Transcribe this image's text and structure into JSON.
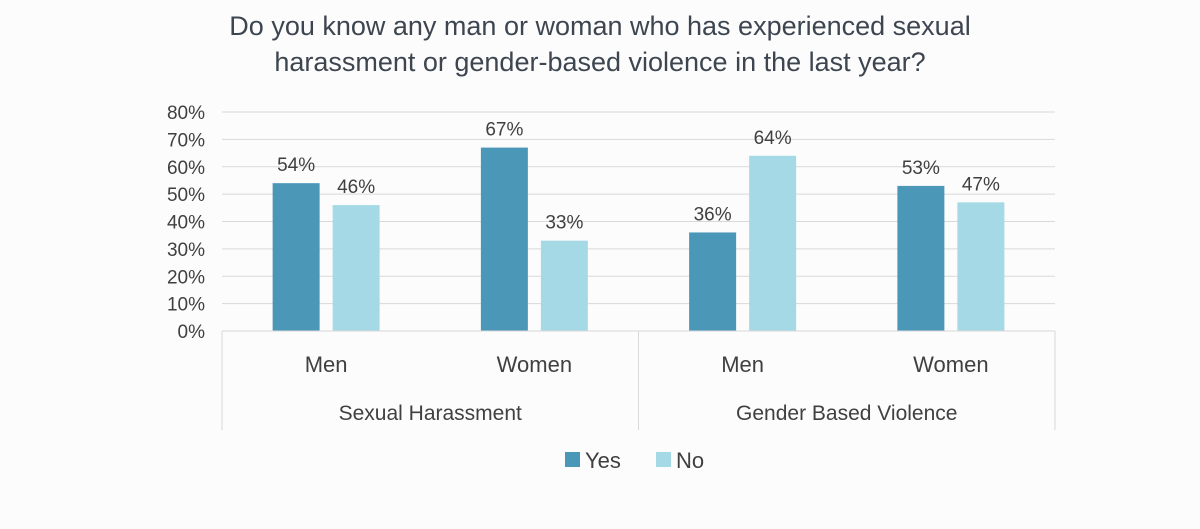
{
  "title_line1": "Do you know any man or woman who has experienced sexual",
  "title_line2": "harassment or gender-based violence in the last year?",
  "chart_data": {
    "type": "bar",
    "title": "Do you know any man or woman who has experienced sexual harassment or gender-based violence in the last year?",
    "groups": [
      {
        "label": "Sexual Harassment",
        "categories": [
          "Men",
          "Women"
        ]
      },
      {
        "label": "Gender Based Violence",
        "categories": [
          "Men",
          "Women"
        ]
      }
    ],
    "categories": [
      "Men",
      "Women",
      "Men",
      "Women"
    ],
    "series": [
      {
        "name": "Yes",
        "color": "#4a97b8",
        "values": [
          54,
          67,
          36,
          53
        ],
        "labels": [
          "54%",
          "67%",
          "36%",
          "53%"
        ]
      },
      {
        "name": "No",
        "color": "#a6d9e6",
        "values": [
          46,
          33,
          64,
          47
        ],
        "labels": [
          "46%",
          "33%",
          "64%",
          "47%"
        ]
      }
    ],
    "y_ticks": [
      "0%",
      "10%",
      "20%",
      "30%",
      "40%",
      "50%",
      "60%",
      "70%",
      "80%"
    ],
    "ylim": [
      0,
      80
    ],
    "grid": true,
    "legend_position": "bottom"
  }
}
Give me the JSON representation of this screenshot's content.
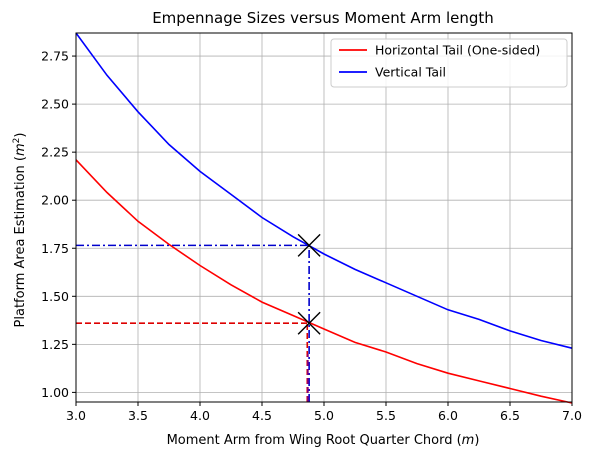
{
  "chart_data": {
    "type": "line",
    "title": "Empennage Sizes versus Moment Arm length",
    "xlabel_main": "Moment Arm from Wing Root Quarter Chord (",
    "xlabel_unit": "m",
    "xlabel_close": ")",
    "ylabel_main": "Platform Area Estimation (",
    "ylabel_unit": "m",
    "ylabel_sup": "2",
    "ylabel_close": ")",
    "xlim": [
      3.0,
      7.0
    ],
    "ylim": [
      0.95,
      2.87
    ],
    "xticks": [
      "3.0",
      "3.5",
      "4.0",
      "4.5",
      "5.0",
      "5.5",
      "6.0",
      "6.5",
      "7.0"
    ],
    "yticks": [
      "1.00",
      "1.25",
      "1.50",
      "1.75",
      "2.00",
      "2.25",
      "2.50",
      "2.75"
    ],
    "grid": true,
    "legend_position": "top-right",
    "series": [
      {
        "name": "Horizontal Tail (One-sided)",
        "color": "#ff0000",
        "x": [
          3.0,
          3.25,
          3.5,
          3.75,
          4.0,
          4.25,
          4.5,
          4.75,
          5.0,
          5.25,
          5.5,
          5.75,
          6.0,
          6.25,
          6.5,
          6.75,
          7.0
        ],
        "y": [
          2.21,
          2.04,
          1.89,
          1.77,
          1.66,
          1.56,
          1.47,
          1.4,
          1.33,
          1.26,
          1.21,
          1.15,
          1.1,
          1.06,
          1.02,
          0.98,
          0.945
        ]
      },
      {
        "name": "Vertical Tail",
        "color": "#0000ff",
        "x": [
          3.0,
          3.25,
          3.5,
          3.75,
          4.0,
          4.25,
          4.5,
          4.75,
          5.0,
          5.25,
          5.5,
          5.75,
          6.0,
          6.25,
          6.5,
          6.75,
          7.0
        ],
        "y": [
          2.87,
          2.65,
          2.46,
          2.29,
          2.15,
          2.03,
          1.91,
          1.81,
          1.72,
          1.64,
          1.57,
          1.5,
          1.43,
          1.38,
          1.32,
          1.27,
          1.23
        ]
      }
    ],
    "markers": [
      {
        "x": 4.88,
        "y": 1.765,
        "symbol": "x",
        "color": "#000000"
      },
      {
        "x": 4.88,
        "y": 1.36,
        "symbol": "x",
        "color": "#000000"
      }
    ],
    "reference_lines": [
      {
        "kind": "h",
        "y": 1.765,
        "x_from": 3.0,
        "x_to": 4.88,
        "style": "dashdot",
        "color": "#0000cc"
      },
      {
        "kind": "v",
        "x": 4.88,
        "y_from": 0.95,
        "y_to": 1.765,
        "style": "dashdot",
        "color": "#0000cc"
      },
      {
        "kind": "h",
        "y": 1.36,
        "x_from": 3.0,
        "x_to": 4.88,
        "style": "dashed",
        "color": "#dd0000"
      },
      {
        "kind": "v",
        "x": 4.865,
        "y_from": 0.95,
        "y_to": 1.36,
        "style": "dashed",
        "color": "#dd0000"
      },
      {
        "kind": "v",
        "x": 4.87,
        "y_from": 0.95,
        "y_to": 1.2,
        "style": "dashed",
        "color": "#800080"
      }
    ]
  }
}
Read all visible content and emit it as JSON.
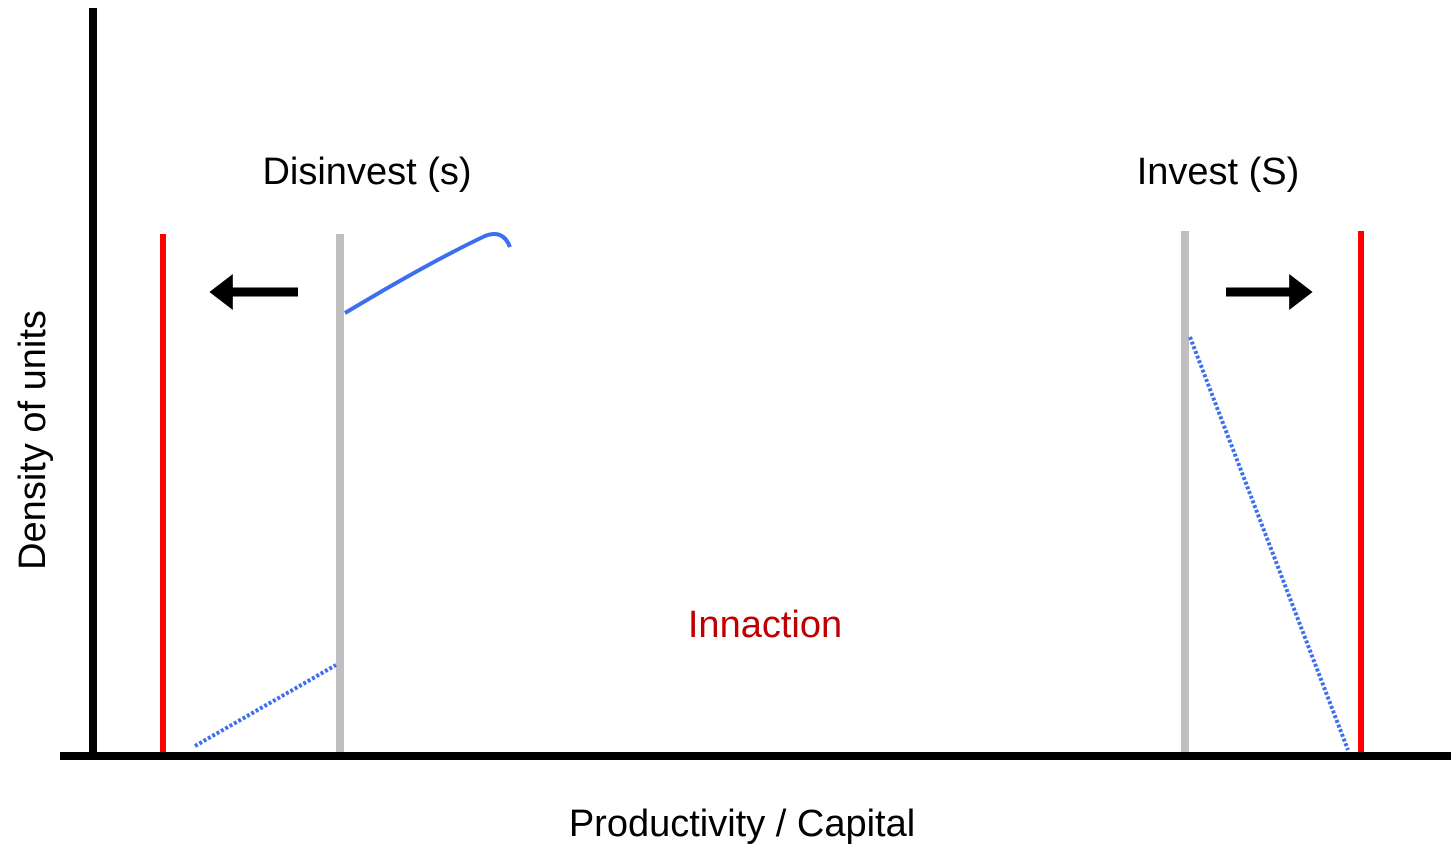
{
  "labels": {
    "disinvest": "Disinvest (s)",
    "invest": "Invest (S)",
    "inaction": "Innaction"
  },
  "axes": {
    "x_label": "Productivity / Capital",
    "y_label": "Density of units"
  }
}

EXERCISE: From the line containing "Read all visible content and emit it as JSON." down to the last line of the data, print every line exactly and nothing else. Pictures stay out of the copy.

RESULT OF THIS EXERCISE:
Read all visible content and emit it as JSON.
{
  "labels": {
    "disinvest": "Disinvest (s)",
    "invest": "Invest (S)",
    "inaction": "Innaction"
  },
  "axes": {
    "x_label": "Productivity / Capital",
    "y_label": "Density of units"
  }
}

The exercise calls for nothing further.